=== TASK STATEMENT ===
Set out each line from the following listing that includes the word "Business".

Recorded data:
----------------------------------------

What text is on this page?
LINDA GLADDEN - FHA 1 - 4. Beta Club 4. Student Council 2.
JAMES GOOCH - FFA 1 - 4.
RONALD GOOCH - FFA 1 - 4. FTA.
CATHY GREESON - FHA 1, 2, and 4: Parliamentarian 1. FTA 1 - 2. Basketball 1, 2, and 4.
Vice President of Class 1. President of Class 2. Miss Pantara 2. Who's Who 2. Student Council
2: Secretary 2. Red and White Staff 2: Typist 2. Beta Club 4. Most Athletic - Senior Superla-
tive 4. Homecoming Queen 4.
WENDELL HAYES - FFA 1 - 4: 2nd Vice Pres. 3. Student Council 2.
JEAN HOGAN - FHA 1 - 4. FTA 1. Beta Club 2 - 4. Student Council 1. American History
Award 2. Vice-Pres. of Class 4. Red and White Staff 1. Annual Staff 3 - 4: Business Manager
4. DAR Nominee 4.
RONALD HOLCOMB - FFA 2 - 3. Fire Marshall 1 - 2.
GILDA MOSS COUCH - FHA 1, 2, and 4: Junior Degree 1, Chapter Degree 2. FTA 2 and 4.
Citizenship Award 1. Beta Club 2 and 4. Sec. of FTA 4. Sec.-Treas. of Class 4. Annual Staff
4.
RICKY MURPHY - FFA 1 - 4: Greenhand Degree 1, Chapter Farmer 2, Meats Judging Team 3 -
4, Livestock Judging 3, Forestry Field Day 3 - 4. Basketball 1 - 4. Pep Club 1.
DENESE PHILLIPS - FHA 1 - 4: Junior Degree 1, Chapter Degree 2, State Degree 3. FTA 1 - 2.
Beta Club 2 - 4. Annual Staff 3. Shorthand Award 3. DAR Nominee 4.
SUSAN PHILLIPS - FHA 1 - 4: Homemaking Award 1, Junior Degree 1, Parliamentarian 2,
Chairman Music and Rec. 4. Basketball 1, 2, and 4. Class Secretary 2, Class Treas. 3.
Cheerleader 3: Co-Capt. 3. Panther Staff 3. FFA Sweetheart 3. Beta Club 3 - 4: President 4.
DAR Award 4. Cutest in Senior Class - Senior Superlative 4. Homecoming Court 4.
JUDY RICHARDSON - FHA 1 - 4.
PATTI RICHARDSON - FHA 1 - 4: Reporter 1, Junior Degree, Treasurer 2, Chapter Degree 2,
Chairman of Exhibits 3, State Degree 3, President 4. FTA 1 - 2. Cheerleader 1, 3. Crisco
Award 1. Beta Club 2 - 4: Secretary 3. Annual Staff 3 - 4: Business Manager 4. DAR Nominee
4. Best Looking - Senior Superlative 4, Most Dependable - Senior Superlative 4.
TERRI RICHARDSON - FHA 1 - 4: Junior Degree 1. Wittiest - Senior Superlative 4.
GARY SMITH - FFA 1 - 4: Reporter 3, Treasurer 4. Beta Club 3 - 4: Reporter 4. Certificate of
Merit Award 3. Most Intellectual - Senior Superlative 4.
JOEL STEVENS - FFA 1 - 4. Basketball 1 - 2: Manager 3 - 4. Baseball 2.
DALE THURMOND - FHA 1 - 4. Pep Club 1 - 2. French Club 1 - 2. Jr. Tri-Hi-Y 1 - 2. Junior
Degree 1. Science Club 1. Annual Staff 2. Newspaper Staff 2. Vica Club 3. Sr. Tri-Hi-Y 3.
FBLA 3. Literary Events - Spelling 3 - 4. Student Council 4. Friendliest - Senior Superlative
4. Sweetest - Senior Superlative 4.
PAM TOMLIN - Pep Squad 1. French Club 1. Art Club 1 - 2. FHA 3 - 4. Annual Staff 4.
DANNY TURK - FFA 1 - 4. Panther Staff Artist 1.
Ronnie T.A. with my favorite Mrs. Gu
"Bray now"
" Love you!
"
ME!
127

----------------------------------------

=== RIGHT ANSWER ===
Award 2. Vice-Pres. of Class 4. Red and White Staff 1. Annual Staff 3 - 4: Business Manager
Award 1. Beta Club 2 - 4: Secretary 3. Annual Staff 3 - 4: Business Manager 4. DAR Nominee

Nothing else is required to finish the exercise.